## [SET TASK]
Retype the material in full, keeping every word the same.

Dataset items
________________
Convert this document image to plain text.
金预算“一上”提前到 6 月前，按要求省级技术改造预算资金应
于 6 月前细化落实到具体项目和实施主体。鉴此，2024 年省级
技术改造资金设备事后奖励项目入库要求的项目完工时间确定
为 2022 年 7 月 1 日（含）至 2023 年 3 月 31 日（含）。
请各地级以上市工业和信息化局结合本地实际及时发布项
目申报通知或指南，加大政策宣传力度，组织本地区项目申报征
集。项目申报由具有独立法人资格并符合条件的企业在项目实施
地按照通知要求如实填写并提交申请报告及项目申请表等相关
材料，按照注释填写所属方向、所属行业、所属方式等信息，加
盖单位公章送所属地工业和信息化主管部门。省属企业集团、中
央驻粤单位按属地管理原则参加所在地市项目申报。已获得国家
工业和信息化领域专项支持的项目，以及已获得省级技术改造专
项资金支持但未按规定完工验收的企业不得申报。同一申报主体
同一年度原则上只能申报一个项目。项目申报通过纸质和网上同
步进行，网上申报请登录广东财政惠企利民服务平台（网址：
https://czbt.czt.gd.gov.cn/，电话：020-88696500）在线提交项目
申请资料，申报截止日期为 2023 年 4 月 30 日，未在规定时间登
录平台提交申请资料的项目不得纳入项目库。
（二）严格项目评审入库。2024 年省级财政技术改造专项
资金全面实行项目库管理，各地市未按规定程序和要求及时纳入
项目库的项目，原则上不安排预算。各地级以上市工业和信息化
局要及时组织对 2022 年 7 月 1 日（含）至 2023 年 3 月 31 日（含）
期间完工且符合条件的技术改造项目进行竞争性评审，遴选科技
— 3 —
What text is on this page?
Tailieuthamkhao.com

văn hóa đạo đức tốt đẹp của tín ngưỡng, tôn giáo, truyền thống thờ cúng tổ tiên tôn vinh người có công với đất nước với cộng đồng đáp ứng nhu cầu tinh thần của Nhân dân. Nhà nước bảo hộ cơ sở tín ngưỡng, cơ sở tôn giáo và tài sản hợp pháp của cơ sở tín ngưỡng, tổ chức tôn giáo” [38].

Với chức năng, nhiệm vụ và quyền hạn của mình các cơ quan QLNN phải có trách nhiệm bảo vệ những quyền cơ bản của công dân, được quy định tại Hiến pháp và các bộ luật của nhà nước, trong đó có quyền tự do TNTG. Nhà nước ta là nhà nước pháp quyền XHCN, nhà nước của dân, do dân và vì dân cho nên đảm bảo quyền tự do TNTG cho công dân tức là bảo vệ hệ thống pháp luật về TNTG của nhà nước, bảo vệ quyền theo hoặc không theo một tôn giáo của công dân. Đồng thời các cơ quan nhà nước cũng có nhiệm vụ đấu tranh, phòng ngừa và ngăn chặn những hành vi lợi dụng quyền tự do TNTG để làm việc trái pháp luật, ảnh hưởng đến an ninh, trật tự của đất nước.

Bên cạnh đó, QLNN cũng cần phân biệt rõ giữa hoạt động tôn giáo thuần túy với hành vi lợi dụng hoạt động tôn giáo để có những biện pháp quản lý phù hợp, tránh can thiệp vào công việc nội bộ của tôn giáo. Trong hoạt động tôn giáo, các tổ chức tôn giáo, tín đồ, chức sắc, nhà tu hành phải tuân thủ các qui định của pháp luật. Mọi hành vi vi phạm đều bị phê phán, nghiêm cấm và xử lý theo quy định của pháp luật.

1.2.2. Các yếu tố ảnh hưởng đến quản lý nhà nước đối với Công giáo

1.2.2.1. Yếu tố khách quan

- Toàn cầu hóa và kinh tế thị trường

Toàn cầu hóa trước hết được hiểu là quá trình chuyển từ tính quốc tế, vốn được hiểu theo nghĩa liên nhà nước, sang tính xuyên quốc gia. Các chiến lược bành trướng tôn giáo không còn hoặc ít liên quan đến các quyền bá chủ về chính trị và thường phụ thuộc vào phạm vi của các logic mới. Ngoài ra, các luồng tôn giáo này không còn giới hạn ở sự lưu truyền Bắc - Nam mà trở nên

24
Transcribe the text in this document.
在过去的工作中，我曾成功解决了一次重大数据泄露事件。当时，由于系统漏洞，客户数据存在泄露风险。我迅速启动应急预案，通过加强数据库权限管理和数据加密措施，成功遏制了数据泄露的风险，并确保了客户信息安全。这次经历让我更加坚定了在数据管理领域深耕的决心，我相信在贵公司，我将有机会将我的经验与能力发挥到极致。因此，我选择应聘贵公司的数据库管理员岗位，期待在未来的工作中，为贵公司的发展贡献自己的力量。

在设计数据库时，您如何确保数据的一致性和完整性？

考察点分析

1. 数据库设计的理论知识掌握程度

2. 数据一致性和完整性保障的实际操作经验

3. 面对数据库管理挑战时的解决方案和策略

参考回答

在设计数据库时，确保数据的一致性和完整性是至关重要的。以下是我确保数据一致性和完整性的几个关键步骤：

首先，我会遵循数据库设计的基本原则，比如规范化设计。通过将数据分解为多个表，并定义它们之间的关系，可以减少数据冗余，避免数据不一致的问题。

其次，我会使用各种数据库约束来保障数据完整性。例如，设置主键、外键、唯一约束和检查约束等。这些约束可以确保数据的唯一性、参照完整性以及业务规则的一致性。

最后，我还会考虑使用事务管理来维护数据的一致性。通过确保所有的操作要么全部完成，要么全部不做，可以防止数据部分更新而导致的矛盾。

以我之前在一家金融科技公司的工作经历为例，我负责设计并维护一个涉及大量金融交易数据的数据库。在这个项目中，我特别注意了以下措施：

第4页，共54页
________________
## [RESPONSE]
Convert this document image to plain text.
金预算“一上”提前到 6 月前，按要求省级技术改造预算资金应
于 6 月前细化落实到具体项目和实施主体。鉴此，2024 年省级
技术改造资金设备事后奖励项目入库要求的项目完工时间确定
为 2022 年 7 月 1 日（含）至 2023 年 3 月 31 日（含）。
请各地级以上市工业和信息化局结合本地实际及时发布项
目申报通知或指南，加大政策宣传力度，组织本地区项目申报征
集。项目申报由具有独立法人资格并符合条件的企业在项目实施
地按照通知要求如实填写并提交申请报告及项目申请表等相关
材料，按照注释填写所属方向、所属行业、所属方式等信息，加
盖单位公章送所属地工业和信息化主管部门。省属企业集团、中
央驻粤单位按属地管理原则参加所在地市项目申报。已获得国家
工业和信息化领域专项支持的项目，以及已获得省级技术改造专
项资金支持但未按规定完工验收的企业不得申报。同一申报主体
同一年度原则上只能申报一个项目。项目申报通过纸质和网上同
步进行，网上申报请登录广东财政惠企利民服务平台（网址：
https://czbt.czt.gd.gov.cn/，电话：020-88696500）在线提交项目
申请资料，申报截止日期为 2023 年 4 月 30 日，未在规定时间登
录平台提交申请资料的项目不得纳入项目库。
（二）严格项目评审入库。2024 年省级财政技术改造专项
资金全面实行项目库管理，各地市未按规定程序和要求及时纳入
项目库的项目，原则上不安排预算。各地级以上市工业和信息化
局要及时组织对 2022 年 7 月 1 日（含）至 2023 年 3 月 31 日（含）
期间完工且符合条件的技术改造项目进行竞争性评审，遴选科技
— 3 —
What text is on this page?
Tailieuthamkhao.com

văn hóa đạo đức tốt đẹp của tín ngưỡng, tôn giáo, truyền thống thờ cúng tổ tiên tôn vinh người có công với đất nước với cộng đồng đáp ứng nhu cầu tinh thần của Nhân dân. Nhà nước bảo hộ cơ sở tín ngưỡng, cơ sở tôn giáo và tài sản hợp pháp của cơ sở tín ngưỡng, tổ chức tôn giáo” [38].

Với chức năng, nhiệm vụ và quyền hạn của mình các cơ quan QLNN phải có trách nhiệm bảo vệ những quyền cơ bản của công dân, được quy định tại Hiến pháp và các bộ luật của nhà nước, trong đó có quyền tự do TNTG. Nhà nước ta là nhà nước pháp quyền XHCN, nhà nước của dân, do dân và vì dân cho nên đảm bảo quyền tự do TNTG cho công dân tức là bảo vệ hệ thống pháp luật về TNTG của nhà nước, bảo vệ quyền theo hoặc không theo một tôn giáo của công dân. Đồng thời các cơ quan nhà nước cũng có nhiệm vụ đấu tranh, phòng ngừa và ngăn chặn những hành vi lợi dụng quyền tự do TNTG để làm việc trái pháp luật, ảnh hưởng đến an ninh, trật tự của đất nước.

Bên cạnh đó, QLNN cũng cần phân biệt rõ giữa hoạt động tôn giáo thuần túy với hành vi lợi dụng hoạt động tôn giáo để có những biện pháp quản lý phù hợp, tránh can thiệp vào công việc nội bộ của tôn giáo. Trong hoạt động tôn giáo, các tổ chức tôn giáo, tín đồ, chức sắc, nhà tu hành phải tuân thủ các qui định của pháp luật. Mọi hành vi vi phạm đều bị phê phán, nghiêm cấm và xử lý theo quy định của pháp luật.

1.2.2. Các yếu tố ảnh hưởng đến quản lý nhà nước đối với Công giáo

1.2.2.1. Yếu tố khách quan

- Toàn cầu hóa và kinh tế thị trường

Toàn cầu hóa trước hết được hiểu là quá trình chuyển từ tính quốc tế, vốn được hiểu theo nghĩa liên nhà nước, sang tính xuyên quốc gia. Các chiến lược bành trướng tôn giáo không còn hoặc ít liên quan đến các quyền bá chủ về chính trị và thường phụ thuộc vào phạm vi của các logic mới. Ngoài ra, các luồng tôn giáo này không còn giới hạn ở sự lưu truyền Bắc - Nam mà trở nên

24
Transcribe the text in this document.
在过去的工作中，我曾成功解决了一次重大数据泄露事件。当时，由于系统漏洞，客户数据存在泄露风险。我迅速启动应急预案，通过加强数据库权限管理和数据加密措施，成功遏制了数据泄露的风险，并确保了客户信息安全。这次经历让我更加坚定了在数据管理领域深耕的决心，我相信在贵公司，我将有机会将我的经验与能力发挥到极致。因此，我选择应聘贵公司的数据库管理员岗位，期待在未来的工作中，为贵公司的发展贡献自己的力量。

在设计数据库时，您如何确保数据的一致性和完整性？

考察点分析

1. 数据库设计的理论知识掌握程度

2. 数据一致性和完整性保障的实际操作经验

3. 面对数据库管理挑战时的解决方案和策略

参考回答

在设计数据库时，确保数据的一致性和完整性是至关重要的。以下是我确保数据一致性和完整性的几个关键步骤：

首先，我会遵循数据库设计的基本原则，比如规范化设计。通过将数据分解为多个表，并定义它们之间的关系，可以减少数据冗余，避免数据不一致的问题。

其次，我会使用各种数据库约束来保障数据完整性。例如，设置主键、外键、唯一约束和检查约束等。这些约束可以确保数据的唯一性、参照完整性以及业务规则的一致性。

最后，我还会考虑使用事务管理来维护数据的一致性。通过确保所有的操作要么全部完成，要么全部不做，可以防止数据部分更新而导致的矛盾。

以我之前在一家金融科技公司的工作经历为例，我负责设计并维护一个涉及大量金融交易数据的数据库。在这个项目中，我特别注意了以下措施：

第4页，共54页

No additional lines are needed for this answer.